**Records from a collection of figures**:
-- BEGIN --

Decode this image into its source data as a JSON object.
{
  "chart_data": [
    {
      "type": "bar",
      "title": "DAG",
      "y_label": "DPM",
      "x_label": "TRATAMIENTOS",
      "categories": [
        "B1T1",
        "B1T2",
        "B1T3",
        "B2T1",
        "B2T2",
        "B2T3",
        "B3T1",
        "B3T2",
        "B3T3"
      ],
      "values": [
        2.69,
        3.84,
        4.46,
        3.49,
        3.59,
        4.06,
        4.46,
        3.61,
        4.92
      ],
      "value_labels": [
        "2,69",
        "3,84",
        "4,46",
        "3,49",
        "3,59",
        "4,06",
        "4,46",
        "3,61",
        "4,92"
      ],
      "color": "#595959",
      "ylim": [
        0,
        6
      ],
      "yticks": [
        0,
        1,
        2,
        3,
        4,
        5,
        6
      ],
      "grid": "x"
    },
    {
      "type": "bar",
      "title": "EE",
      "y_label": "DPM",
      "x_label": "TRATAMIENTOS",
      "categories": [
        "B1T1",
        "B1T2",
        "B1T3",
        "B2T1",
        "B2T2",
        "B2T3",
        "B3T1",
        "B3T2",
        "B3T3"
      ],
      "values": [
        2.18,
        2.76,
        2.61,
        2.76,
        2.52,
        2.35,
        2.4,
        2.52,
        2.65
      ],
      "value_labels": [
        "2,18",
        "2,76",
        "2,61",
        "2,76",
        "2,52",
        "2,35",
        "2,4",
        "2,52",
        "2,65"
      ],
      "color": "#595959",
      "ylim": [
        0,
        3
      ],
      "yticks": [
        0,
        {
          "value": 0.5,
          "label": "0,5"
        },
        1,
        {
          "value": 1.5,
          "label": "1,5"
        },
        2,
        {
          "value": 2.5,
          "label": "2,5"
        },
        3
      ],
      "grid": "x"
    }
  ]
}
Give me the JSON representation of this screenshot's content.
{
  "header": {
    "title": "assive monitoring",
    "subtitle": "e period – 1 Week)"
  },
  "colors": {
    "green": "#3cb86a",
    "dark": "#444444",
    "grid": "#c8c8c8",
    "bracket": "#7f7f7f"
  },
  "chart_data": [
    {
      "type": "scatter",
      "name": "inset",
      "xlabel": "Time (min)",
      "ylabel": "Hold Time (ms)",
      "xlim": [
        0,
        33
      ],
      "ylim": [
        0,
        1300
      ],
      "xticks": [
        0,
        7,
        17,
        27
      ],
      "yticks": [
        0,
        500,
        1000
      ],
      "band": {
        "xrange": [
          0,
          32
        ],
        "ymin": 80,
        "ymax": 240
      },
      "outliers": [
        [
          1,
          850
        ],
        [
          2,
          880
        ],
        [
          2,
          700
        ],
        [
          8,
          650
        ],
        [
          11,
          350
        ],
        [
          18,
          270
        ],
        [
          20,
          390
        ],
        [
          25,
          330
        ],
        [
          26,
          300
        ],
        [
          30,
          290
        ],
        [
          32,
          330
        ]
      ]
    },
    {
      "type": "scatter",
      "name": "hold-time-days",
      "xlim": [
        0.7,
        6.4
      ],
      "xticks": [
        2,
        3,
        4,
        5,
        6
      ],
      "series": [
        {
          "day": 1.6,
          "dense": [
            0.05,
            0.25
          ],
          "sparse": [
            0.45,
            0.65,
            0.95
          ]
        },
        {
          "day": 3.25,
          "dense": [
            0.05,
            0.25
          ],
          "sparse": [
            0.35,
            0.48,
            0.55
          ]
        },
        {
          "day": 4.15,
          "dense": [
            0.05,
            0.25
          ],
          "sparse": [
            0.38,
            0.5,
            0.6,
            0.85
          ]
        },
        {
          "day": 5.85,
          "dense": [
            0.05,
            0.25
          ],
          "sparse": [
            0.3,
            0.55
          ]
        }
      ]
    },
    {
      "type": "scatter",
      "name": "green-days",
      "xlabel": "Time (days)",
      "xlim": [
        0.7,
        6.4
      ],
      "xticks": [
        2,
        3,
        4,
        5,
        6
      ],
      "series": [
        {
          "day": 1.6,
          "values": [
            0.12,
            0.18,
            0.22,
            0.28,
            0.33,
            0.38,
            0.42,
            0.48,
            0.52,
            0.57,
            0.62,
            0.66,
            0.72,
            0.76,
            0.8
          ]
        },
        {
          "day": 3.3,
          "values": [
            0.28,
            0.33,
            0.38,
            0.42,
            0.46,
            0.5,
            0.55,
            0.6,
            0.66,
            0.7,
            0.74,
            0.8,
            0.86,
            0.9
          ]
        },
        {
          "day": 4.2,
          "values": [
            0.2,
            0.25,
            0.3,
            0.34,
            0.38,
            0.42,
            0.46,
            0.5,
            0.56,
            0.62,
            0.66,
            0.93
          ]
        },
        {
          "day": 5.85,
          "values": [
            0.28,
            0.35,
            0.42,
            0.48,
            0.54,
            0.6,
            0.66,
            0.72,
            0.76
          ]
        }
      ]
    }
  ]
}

-- END --

**Work to be completed**: Every record above needs to be repeated word for word.

**Answer**:
Decode this image into its source data as a JSON object.
{
  "chart_data": [
    {
      "type": "bar",
      "title": "DAG",
      "y_label": "DPM",
      "x_label": "TRATAMIENTOS",
      "categories": [
        "B1T1",
        "B1T2",
        "B1T3",
        "B2T1",
        "B2T2",
        "B2T3",
        "B3T1",
        "B3T2",
        "B3T3"
      ],
      "values": [
        2.69,
        3.84,
        4.46,
        3.49,
        3.59,
        4.06,
        4.46,
        3.61,
        4.92
      ],
      "value_labels": [
        "2,69",
        "3,84",
        "4,46",
        "3,49",
        "3,59",
        "4,06",
        "4,46",
        "3,61",
        "4,92"
      ],
      "color": "#595959",
      "ylim": [
        0,
        6
      ],
      "yticks": [
        0,
        1,
        2,
        3,
        4,
        5,
        6
      ],
      "grid": "x"
    },
    {
      "type": "bar",
      "title": "EE",
      "y_label": "DPM",
      "x_label": "TRATAMIENTOS",
      "categories": [
        "B1T1",
        "B1T2",
        "B1T3",
        "B2T1",
        "B2T2",
        "B2T3",
        "B3T1",
        "B3T2",
        "B3T3"
      ],
      "values": [
        2.18,
        2.76,
        2.61,
        2.76,
        2.52,
        2.35,
        2.4,
        2.52,
        2.65
      ],
      "value_labels": [
        "2,18",
        "2,76",
        "2,61",
        "2,76",
        "2,52",
        "2,35",
        "2,4",
        "2,52",
        "2,65"
      ],
      "color": "#595959",
      "ylim": [
        0,
        3
      ],
      "yticks": [
        0,
        {
          "value": 0.5,
          "label": "0,5"
        },
        1,
        {
          "value": 1.5,
          "label": "1,5"
        },
        2,
        {
          "value": 2.5,
          "label": "2,5"
        },
        3
      ],
      "grid": "x"
    }
  ]
}
Give me the JSON representation of this screenshot's content.
{
  "header": {
    "title": "assive monitoring",
    "subtitle": "e period – 1 Week)"
  },
  "colors": {
    "green": "#3cb86a",
    "dark": "#444444",
    "grid": "#c8c8c8",
    "bracket": "#7f7f7f"
  },
  "chart_data": [
    {
      "type": "scatter",
      "name": "inset",
      "xlabel": "Time (min)",
      "ylabel": "Hold Time (ms)",
      "xlim": [
        0,
        33
      ],
      "ylim": [
        0,
        1300
      ],
      "xticks": [
        0,
        7,
        17,
        27
      ],
      "yticks": [
        0,
        500,
        1000
      ],
      "band": {
        "xrange": [
          0,
          32
        ],
        "ymin": 80,
        "ymax": 240
      },
      "outliers": [
        [
          1,
          850
        ],
        [
          2,
          880
        ],
        [
          2,
          700
        ],
        [
          8,
          650
        ],
        [
          11,
          350
        ],
        [
          18,
          270
        ],
        [
          20,
          390
        ],
        [
          25,
          330
        ],
        [
          26,
          300
        ],
        [
          30,
          290
        ],
        [
          32,
          330
        ]
      ]
    },
    {
      "type": "scatter",
      "name": "hold-time-days",
      "xlim": [
        0.7,
        6.4
      ],
      "xticks": [
        2,
        3,
        4,
        5,
        6
      ],
      "series": [
        {
          "day": 1.6,
          "dense": [
            0.05,
            0.25
          ],
          "sparse": [
            0.45,
            0.65,
            0.95
          ]
        },
        {
          "day": 3.25,
          "dense": [
            0.05,
            0.25
          ],
          "sparse": [
            0.35,
            0.48,
            0.55
          ]
        },
        {
          "day": 4.15,
          "dense": [
            0.05,
            0.25
          ],
          "sparse": [
            0.38,
            0.5,
            0.6,
            0.85
          ]
        },
        {
          "day": 5.85,
          "dense": [
            0.05,
            0.25
          ],
          "sparse": [
            0.3,
            0.55
          ]
        }
      ]
    },
    {
      "type": "scatter",
      "name": "green-days",
      "xlabel": "Time (days)",
      "xlim": [
        0.7,
        6.4
      ],
      "xticks": [
        2,
        3,
        4,
        5,
        6
      ],
      "series": [
        {
          "day": 1.6,
          "values": [
            0.12,
            0.18,
            0.22,
            0.28,
            0.33,
            0.38,
            0.42,
            0.48,
            0.52,
            0.57,
            0.62,
            0.66,
            0.72,
            0.76,
            0.8
          ]
        },
        {
          "day": 3.3,
          "values": [
            0.28,
            0.33,
            0.38,
            0.42,
            0.46,
            0.5,
            0.55,
            0.6,
            0.66,
            0.7,
            0.74,
            0.8,
            0.86,
            0.9
          ]
        },
        {
          "day": 4.2,
          "values": [
            0.2,
            0.25,
            0.3,
            0.34,
            0.38,
            0.42,
            0.46,
            0.5,
            0.56,
            0.62,
            0.66,
            0.93
          ]
        },
        {
          "day": 5.85,
          "values": [
            0.28,
            0.35,
            0.42,
            0.48,
            0.54,
            0.6,
            0.66,
            0.72,
            0.76
          ]
        }
      ]
    }
  ]
}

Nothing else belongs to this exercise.